# What to work on
Copy the passage on RNA content in Moloney MuLV particles word for word, in full.

# Passage

***

If RNA molecules are involved in forming and maintaining the structure of retroviruses, then all particles should contain nearly the same amount of RNA. We tested this hypothesis by comparing the total RNA contents of wild-type and Ψ− particles of Moloney MuLV. MuLV Gag is synthesized as a 65-kDa precursor polyprotein (Pr65Gag), which is cleaved during maturation into the four mature proteins—i.e., matrix, p12, CA, and NC (12). The Ψ− particles are formed from wild-type viral proteins, but do not package their genomic RNA efficiently because of a deletion of the cis-acting packaging signal (Ψ) in the viral RNA (18). In all of the experiments described in this paper, RNAs from equal amounts of Ψ+ (wild-type) and Ψ− (or Ψ+PR− and Ψ−PR−) virions are compared. Relative particle concentrations were determined by immunoblotting with anti-CA serum or by RT assays. RNA was extracted from Ψ+ and Ψ− particles and the RNA concentrations were measured by using the Ribogreen assay, in which a fluorescent dye can measure as little as 1 ng/ml RNA (see Materials and Methods). We found that the RNA content of the Ψ− particles was ≈57% of that of the wild-type particles (Table 1). To establish that this RNA was actually packaged within virus particles, and not just present in contaminating cell debris, we measured the RNA level in mock virus preparations (see Materials and Methods). This level was always ≤7% of that in viral pellets (Table 1). This question is considered further below. Because viral genomic RNA represents the majority of the RNA in a wild-type particle (16), other RNAs from the cell have evidently replaced a significant fraction of this RNA in the Ψ− particles.

***

Document understanding data:
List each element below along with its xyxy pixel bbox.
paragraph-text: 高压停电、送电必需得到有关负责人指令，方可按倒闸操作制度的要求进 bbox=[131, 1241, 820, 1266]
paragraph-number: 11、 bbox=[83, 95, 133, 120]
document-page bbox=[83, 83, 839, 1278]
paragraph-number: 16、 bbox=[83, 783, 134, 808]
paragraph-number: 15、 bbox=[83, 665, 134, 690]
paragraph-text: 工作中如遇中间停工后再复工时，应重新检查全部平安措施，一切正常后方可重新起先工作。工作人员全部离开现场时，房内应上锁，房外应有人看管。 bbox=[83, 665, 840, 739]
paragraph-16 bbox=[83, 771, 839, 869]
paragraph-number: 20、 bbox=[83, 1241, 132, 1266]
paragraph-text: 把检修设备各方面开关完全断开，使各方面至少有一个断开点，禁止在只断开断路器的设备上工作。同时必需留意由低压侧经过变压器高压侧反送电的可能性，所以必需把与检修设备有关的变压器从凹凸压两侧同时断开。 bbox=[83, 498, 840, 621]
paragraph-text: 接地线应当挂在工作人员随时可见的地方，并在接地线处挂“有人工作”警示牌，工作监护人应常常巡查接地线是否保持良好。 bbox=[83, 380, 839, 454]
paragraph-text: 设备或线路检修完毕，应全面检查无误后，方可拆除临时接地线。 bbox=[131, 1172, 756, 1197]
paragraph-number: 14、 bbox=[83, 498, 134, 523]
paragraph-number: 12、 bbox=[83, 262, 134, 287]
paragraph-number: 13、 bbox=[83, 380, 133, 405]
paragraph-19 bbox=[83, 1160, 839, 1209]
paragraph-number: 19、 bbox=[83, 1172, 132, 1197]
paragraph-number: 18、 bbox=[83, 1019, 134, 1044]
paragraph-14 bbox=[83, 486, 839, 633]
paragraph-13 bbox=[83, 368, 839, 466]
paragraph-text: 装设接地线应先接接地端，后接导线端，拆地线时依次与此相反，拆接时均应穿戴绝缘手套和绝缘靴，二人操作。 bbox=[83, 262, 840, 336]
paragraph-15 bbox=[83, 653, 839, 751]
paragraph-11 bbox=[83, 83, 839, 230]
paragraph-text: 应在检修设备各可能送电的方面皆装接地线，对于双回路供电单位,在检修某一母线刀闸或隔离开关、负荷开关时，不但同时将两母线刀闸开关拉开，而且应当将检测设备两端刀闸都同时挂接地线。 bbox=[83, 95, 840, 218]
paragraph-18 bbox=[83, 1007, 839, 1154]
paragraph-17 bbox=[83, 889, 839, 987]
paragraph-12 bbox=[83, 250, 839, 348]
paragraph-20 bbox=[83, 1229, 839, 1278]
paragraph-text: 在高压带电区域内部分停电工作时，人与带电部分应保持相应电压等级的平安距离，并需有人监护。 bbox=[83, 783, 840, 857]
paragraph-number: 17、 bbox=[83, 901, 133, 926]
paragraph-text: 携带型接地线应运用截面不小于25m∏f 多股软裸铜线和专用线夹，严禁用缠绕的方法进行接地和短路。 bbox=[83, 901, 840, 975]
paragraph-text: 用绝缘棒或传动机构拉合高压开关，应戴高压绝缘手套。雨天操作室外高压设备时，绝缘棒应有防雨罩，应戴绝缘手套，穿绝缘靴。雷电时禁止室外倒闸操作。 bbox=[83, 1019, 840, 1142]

***

# Written response
If RNA molecules are involved in forming and maintaining the structure of retroviruses, then all particles should contain nearly the same amount of RNA. We tested this hypothesis by comparing the total RNA contents of wild-type and Ψ− particles of Moloney MuLV. MuLV Gag is synthesized as a 65-kDa precursor polyprotein (Pr65Gag), which is cleaved during maturation into the four mature proteins—i.e., matrix, p12, CA, and NC (12). The Ψ− particles are formed from wild-type viral proteins, but do not package their genomic RNA efficiently because of a deletion of the cis-acting packaging signal (Ψ) in the viral RNA (18). In all of the experiments described in this paper, RNAs from equal amounts of Ψ+ (wild-type) and Ψ− (or Ψ+PR− and Ψ−PR−) virions are compared. Relative particle concentrations were determined by immunoblotting with anti-CA serum or by RT assays. RNA was extracted from Ψ+ and Ψ− particles and the RNA concentrations were measured by using the Ribogreen assay, in which a fluorescent dye can measure as little as 1 ng/ml RNA (see Materials and Methods). We found that the RNA content of the Ψ− particles was ≈57% of that of the wild-type particles (Table 1). To establish that this RNA was actually packaged within virus particles, and not just present in contaminating cell debris, we measured the RNA level in mock virus preparations (see Materials and Methods). This level was always ≤7% of that in viral pellets (Table 1). This question is considered further below. Because viral genomic RNA represents the majority of the RNA in a wild-type particle (16), other RNAs from the cell have evidently replaced a significant fraction of this RNA in the Ψ− particles.